• **Rows from a dataset**:
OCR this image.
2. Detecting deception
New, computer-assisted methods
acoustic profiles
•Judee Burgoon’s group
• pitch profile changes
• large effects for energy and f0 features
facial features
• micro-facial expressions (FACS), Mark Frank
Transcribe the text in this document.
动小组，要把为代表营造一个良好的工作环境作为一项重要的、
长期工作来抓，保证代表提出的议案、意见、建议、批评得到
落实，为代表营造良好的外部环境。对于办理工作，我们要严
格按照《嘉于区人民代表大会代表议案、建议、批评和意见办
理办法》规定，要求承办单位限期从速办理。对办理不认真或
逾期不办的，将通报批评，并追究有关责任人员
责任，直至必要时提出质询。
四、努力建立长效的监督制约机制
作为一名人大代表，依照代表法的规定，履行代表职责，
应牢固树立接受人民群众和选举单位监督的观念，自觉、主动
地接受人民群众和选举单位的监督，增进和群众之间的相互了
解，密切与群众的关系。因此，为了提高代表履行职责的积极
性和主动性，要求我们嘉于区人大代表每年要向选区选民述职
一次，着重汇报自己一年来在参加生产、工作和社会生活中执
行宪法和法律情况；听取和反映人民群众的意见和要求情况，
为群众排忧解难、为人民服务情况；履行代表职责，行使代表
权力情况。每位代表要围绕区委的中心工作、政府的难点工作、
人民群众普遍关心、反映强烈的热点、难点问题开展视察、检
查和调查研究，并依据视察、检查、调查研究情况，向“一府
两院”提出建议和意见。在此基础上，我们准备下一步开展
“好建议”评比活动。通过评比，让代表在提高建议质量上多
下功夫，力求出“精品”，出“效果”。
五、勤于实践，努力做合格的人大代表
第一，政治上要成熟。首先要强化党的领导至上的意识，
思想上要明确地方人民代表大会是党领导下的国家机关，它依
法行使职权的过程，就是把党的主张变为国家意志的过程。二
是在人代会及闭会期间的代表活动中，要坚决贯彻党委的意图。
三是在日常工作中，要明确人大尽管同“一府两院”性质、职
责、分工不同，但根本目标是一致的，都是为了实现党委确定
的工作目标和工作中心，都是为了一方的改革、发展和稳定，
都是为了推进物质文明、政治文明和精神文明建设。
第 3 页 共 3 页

• **WORK REQUIRED**:
Without leaving anything out, quote all the data.

• **PROBLEM SOLUTION**:
OCR this image.
2. Detecting deception
New, computer-assisted methods
acoustic profiles
•Judee Burgoon’s group
• pitch profile changes
• large effects for energy and f0 features
facial features
• micro-facial expressions (FACS), Mark Frank
Transcribe the text in this document.
动小组，要把为代表营造一个良好的工作环境作为一项重要的、
长期工作来抓，保证代表提出的议案、意见、建议、批评得到
落实，为代表营造良好的外部环境。对于办理工作，我们要严
格按照《嘉于区人民代表大会代表议案、建议、批评和意见办
理办法》规定，要求承办单位限期从速办理。对办理不认真或
逾期不办的，将通报批评，并追究有关责任人员
责任，直至必要时提出质询。
四、努力建立长效的监督制约机制
作为一名人大代表，依照代表法的规定，履行代表职责，
应牢固树立接受人民群众和选举单位监督的观念，自觉、主动
地接受人民群众和选举单位的监督，增进和群众之间的相互了
解，密切与群众的关系。因此，为了提高代表履行职责的积极
性和主动性，要求我们嘉于区人大代表每年要向选区选民述职
一次，着重汇报自己一年来在参加生产、工作和社会生活中执
行宪法和法律情况；听取和反映人民群众的意见和要求情况，
为群众排忧解难、为人民服务情况；履行代表职责，行使代表
权力情况。每位代表要围绕区委的中心工作、政府的难点工作、
人民群众普遍关心、反映强烈的热点、难点问题开展视察、检
查和调查研究，并依据视察、检查、调查研究情况，向“一府
两院”提出建议和意见。在此基础上，我们准备下一步开展
“好建议”评比活动。通过评比，让代表在提高建议质量上多
下功夫，力求出“精品”，出“效果”。
五、勤于实践，努力做合格的人大代表
第一，政治上要成熟。首先要强化党的领导至上的意识，
思想上要明确地方人民代表大会是党领导下的国家机关，它依
法行使职权的过程，就是把党的主张变为国家意志的过程。二
是在人代会及闭会期间的代表活动中，要坚决贯彻党委的意图。
三是在日常工作中，要明确人大尽管同“一府两院”性质、职
责、分工不同，但根本目标是一致的，都是为了实现党委确定
的工作目标和工作中心，都是为了一方的改革、发展和稳定，
都是为了推进物质文明、政治文明和精神文明建设。
第 3 页 共 3 页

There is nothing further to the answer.